_WHAT THIS TASK INVOLVES:_ Show every line where "screenshot" occurs.

* * * * *

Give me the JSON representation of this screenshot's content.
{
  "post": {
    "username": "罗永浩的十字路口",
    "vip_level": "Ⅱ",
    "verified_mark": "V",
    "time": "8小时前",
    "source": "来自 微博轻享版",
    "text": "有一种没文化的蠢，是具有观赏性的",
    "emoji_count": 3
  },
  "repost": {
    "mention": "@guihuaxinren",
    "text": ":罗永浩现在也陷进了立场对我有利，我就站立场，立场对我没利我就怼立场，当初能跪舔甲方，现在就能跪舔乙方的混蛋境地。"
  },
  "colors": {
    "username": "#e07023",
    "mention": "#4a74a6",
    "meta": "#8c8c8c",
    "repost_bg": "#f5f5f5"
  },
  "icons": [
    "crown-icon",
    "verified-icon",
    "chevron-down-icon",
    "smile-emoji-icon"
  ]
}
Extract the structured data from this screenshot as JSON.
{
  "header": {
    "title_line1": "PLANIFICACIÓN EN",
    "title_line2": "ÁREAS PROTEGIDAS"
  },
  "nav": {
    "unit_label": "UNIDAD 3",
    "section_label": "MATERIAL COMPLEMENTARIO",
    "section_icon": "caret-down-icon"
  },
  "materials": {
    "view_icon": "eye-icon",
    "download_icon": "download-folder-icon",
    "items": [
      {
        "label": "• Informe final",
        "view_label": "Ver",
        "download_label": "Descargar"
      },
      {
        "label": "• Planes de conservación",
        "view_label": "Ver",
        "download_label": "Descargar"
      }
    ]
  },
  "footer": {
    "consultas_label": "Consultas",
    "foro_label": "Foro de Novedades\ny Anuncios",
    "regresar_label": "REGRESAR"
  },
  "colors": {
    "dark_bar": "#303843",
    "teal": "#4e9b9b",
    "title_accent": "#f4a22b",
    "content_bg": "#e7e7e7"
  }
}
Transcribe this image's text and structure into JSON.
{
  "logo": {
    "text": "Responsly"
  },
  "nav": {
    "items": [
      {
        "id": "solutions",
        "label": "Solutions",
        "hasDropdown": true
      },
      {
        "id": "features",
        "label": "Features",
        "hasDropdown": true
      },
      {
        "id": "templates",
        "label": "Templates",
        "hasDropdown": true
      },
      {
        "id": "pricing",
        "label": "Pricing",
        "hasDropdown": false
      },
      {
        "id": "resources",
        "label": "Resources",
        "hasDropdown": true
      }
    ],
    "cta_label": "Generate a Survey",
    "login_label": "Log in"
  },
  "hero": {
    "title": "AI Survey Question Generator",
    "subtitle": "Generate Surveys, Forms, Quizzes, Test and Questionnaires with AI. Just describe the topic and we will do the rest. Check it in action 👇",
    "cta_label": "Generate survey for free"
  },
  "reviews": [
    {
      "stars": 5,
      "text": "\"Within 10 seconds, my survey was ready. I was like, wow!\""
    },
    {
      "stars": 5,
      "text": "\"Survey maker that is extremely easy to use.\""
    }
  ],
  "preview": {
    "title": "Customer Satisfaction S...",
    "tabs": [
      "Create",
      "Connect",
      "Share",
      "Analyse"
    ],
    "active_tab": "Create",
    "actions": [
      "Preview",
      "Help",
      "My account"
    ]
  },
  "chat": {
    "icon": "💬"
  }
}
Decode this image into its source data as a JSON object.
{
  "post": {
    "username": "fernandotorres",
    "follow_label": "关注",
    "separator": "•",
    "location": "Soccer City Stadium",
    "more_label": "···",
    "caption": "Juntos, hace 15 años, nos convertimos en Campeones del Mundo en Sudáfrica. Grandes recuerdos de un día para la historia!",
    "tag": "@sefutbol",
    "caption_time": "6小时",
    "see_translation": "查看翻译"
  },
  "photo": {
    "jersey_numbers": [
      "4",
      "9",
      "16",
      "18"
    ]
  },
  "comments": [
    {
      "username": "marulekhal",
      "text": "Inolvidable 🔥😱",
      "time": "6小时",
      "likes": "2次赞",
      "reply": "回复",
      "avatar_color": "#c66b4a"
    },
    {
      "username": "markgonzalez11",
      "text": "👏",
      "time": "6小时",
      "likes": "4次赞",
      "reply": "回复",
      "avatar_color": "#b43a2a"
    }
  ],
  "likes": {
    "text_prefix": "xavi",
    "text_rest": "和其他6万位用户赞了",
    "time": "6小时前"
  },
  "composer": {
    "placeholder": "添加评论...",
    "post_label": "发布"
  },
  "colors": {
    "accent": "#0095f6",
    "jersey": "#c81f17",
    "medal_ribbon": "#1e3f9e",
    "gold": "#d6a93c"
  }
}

* * * * *

_REPLY:_
Give me the JSON representation of this screenshot's content.
Extract the structured data from this screenshot as JSON.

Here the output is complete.